PROBLEM STATEMENT: Retype, word for word, the line containing "Output the text content of this document." and every line after it to the end. Skip pictures.

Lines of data
::::::::
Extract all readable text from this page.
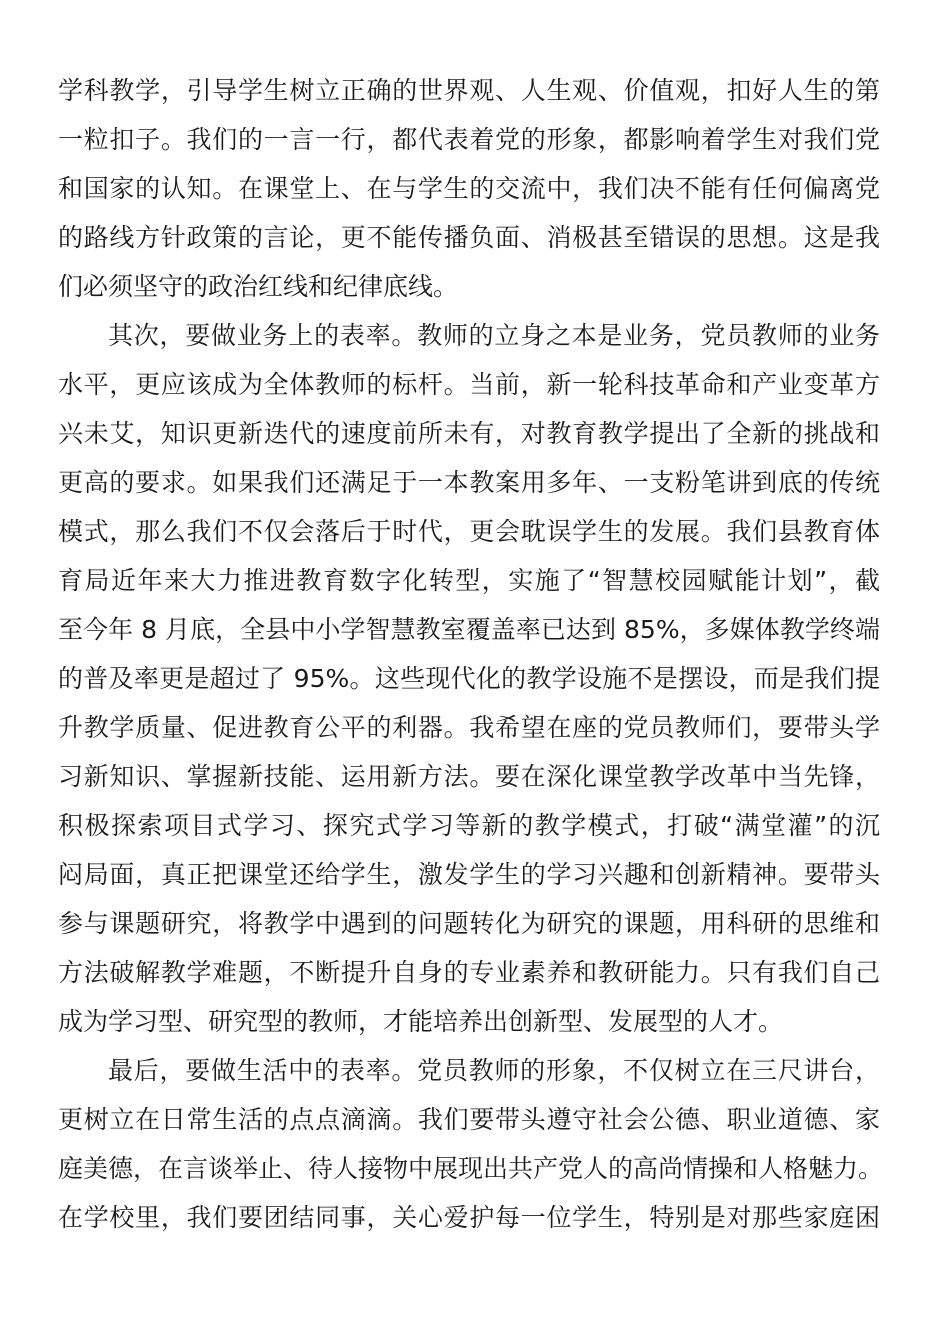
学科教学，引导学生树立正确的世界观、人生观、价值观，扣好人生的第
一粒扣子。我们的一言一行，都代表着党的形象，都影响着学生对我们党
和国家的认知。在课堂上、在与学生的交流中，我们决不能有任何偏离党
的路线方针政策的言论，更不能传播负面、消极甚至错误的思想。这是我
们必须坚守的政治红线和纪律底线。
其次，要做业务上的表率。教师的立身之本是业务，党员教师的业务
水平，更应该成为全体教师的标杆。当前，新一轮科技革命和产业变革方
兴未艾，知识更新迭代的速度前所未有，对教育教学提出了全新的挑战和
更高的要求。如果我们还满足于一本教案用多年、一支粉笔讲到底的传统
模式，那么我们不仅会落后于时代，更会耽误学生的发展。我们县教育体
育局近年来大力推进教育数字化转型，实施了“智慧校园赋能计划”，截
至今年 8 月底，全县中小学智慧教室覆盖率已达到 85%，多媒体教学终端
的普及率更是超过了 95%。这些现代化的教学设施不是摆设，而是我们提
升教学质量、促进教育公平的利器。我希望在座的党员教师们，要带头学
习新知识、掌握新技能、运用新方法。要在深化课堂教学改革中当先锋，
积极探索项目式学习、探究式学习等新的教学模式，打破“满堂灌”的沉
闷局面，真正把课堂还给学生，激发学生的学习兴趣和创新精神。要带头
参与课题研究，将教学中遇到的问题转化为研究的课题，用科研的思维和
方法破解教学难题，不断提升自身的专业素养和教研能力。只有我们自己
成为学习型、研究型的教师，才能培养出创新型、发展型的人才。
最后，要做生活中的表率。党员教师的形象，不仅树立在三尺讲台，
更树立在日常生活的点点滴滴。我们要带头遵守社会公德、职业道德、家
庭美德，在言谈举止、待人接物中展现出共产党人的高尚情操和人格魅力。
在学校里，我们要团结同事，关心爱护每一位学生，特别是对那些家庭困
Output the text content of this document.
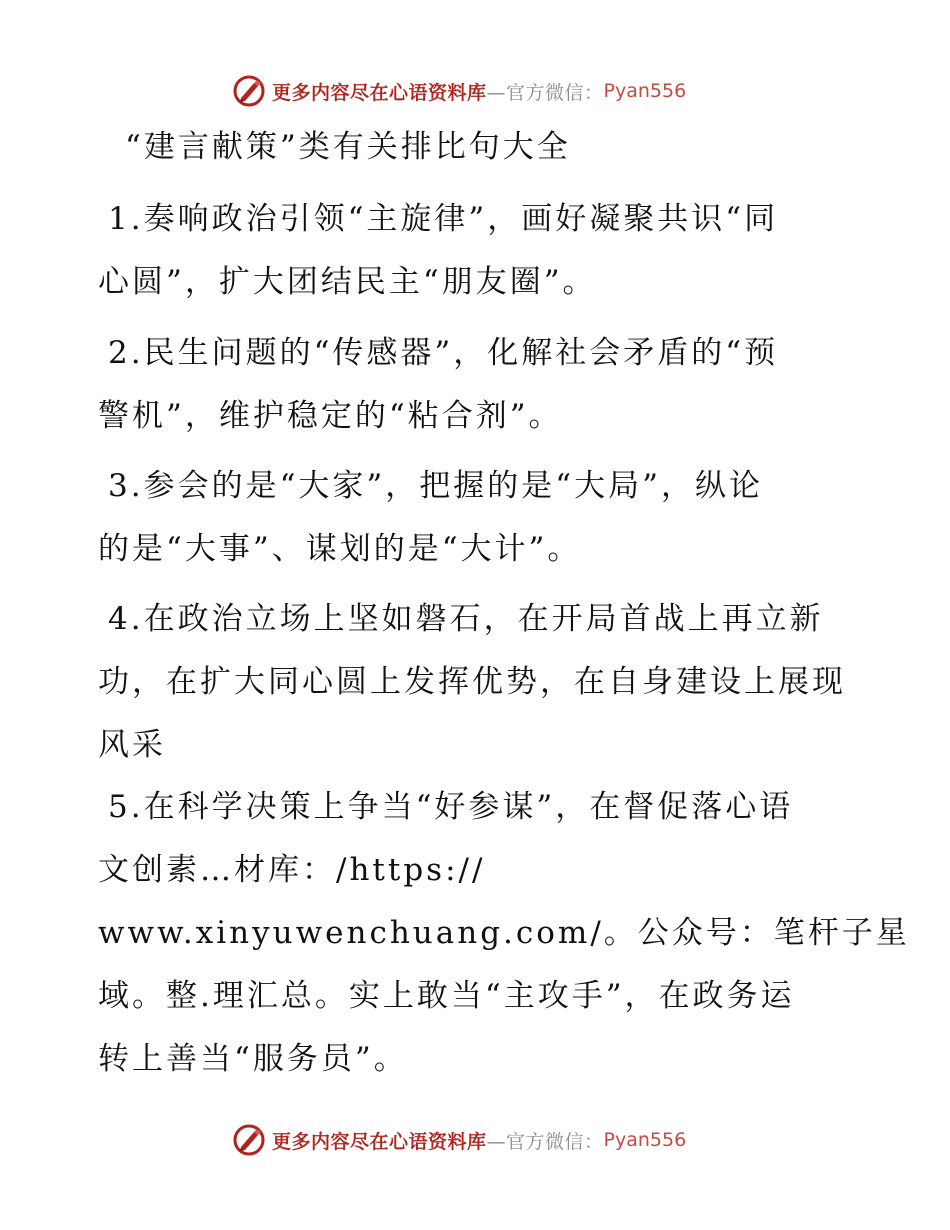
更多内容尽在心语资料库 —官方微信： Pyan556
“建言献策”类有关排比句大全
1.奏响政治引领“主旋律”，画好凝聚共识“同
心圆”，扩大团结民主“朋友圈”。
2.民生问题的“传感器”，化解社会矛盾的“预
警机”，维护稳定的“粘合剂”。
3.参会的是“大家”，把握的是“大局”，纵论
的是“大事”、谋划的是“大计”。
4.在政治立场上坚如磐石，在开局首战上再立新
功，在扩大同心圆上发挥优势，在自身建设上展现
风采
5.在科学决策上争当“好参谋”，在督促落心语
文创素…材库：/https://
www.xinyuwenchuang.com/。公众号：笔杆子星
域。整.理汇总。实上敢当“主攻手”，在政务运
转上善当“服务员”。
更多内容尽在心语资料库 —官方微信： Pyan556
::::::::
RESPONSE BELOW:
Output the text content of this document.
更多内容尽在心语资料库 —官方微信： Pyan556
“建言献策”类有关排比句大全
1.奏响政治引领“主旋律”，画好凝聚共识“同
心圆”，扩大团结民主“朋友圈”。
2.民生问题的“传感器”，化解社会矛盾的“预
警机”，维护稳定的“粘合剂”。
3.参会的是“大家”，把握的是“大局”，纵论
的是“大事”、谋划的是“大计”。
4.在政治立场上坚如磐石，在开局首战上再立新
功，在扩大同心圆上发挥优势，在自身建设上展现
风采
5.在科学决策上争当“好参谋”，在督促落心语
文创素…材库：/https://
www.xinyuwenchuang.com/。公众号：笔杆子星
域。整.理汇总。实上敢当“主攻手”，在政务运
转上善当“服务员”。
更多内容尽在心语资料库 —官方微信： Pyan556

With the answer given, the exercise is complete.